» **The problem**:
Quote the data below in full, please, without altering anything.

» **Stored data**:
★ ★ ★
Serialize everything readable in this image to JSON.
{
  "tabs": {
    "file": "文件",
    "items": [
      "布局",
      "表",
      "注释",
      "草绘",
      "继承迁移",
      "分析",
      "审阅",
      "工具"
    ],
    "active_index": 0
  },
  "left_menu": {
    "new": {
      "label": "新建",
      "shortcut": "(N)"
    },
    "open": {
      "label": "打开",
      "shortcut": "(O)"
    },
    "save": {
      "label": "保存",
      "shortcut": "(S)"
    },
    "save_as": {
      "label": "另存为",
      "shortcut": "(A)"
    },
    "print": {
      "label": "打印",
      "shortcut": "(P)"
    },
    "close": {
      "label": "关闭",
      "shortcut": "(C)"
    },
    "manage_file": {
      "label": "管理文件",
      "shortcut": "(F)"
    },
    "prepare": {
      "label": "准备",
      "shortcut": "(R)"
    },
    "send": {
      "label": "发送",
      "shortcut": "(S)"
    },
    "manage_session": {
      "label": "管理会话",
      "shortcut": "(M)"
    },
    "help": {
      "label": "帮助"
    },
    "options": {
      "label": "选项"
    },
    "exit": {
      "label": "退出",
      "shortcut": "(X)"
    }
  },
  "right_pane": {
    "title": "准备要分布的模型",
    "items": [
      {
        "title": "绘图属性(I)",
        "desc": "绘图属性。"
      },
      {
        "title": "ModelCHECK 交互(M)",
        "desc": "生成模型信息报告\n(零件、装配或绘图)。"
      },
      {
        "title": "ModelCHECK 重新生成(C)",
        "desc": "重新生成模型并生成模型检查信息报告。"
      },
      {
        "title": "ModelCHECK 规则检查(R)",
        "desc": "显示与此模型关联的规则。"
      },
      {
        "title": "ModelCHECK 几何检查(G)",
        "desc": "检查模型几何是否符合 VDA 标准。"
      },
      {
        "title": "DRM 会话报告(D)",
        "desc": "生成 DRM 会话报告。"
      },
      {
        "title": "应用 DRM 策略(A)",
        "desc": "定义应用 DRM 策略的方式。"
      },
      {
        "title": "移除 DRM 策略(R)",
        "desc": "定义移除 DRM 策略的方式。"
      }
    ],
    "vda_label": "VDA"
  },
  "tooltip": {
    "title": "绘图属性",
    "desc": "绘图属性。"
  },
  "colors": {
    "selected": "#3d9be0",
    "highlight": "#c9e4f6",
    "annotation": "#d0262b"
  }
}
★ ★ ★
» **Exercise output**:
Serialize everything readable in this image to JSON.
{
  "tabs": {
    "file": "文件",
    "items": [
      "布局",
      "表",
      "注释",
      "草绘",
      "继承迁移",
      "分析",
      "审阅",
      "工具"
    ],
    "active_index": 0
  },
  "left_menu": {
    "new": {
      "label": "新建",
      "shortcut": "(N)"
    },
    "open": {
      "label": "打开",
      "shortcut": "(O)"
    },
    "save": {
      "label": "保存",
      "shortcut": "(S)"
    },
    "save_as": {
      "label": "另存为",
      "shortcut": "(A)"
    },
    "print": {
      "label": "打印",
      "shortcut": "(P)"
    },
    "close": {
      "label": "关闭",
      "shortcut": "(C)"
    },
    "manage_file": {
      "label": "管理文件",
      "shortcut": "(F)"
    },
    "prepare": {
      "label": "准备",
      "shortcut": "(R)"
    },
    "send": {
      "label": "发送",
      "shortcut": "(S)"
    },
    "manage_session": {
      "label": "管理会话",
      "shortcut": "(M)"
    },
    "help": {
      "label": "帮助"
    },
    "options": {
      "label": "选项"
    },
    "exit": {
      "label": "退出",
      "shortcut": "(X)"
    }
  },
  "right_pane": {
    "title": "准备要分布的模型",
    "items": [
      {
        "title": "绘图属性(I)",
        "desc": "绘图属性。"
      },
      {
        "title": "ModelCHECK 交互(M)",
        "desc": "生成模型信息报告\n(零件、装配或绘图)。"
      },
      {
        "title": "ModelCHECK 重新生成(C)",
        "desc": "重新生成模型并生成模型检查信息报告。"
      },
      {
        "title": "ModelCHECK 规则检查(R)",
        "desc": "显示与此模型关联的规则。"
      },
      {
        "title": "ModelCHECK 几何检查(G)",
        "desc": "检查模型几何是否符合 VDA 标准。"
      },
      {
        "title": "DRM 会话报告(D)",
        "desc": "生成 DRM 会话报告。"
      },
      {
        "title": "应用 DRM 策略(A)",
        "desc": "定义应用 DRM 策略的方式。"
      },
      {
        "title": "移除 DRM 策略(R)",
        "desc": "定义移除 DRM 策略的方式。"
      }
    ],
    "vda_label": "VDA"
  },
  "tooltip": {
    "title": "绘图属性",
    "desc": "绘图属性。"
  },
  "colors": {
    "selected": "#3d9be0",
    "highlight": "#c9e4f6",
    "annotation": "#d0262b"
  }
}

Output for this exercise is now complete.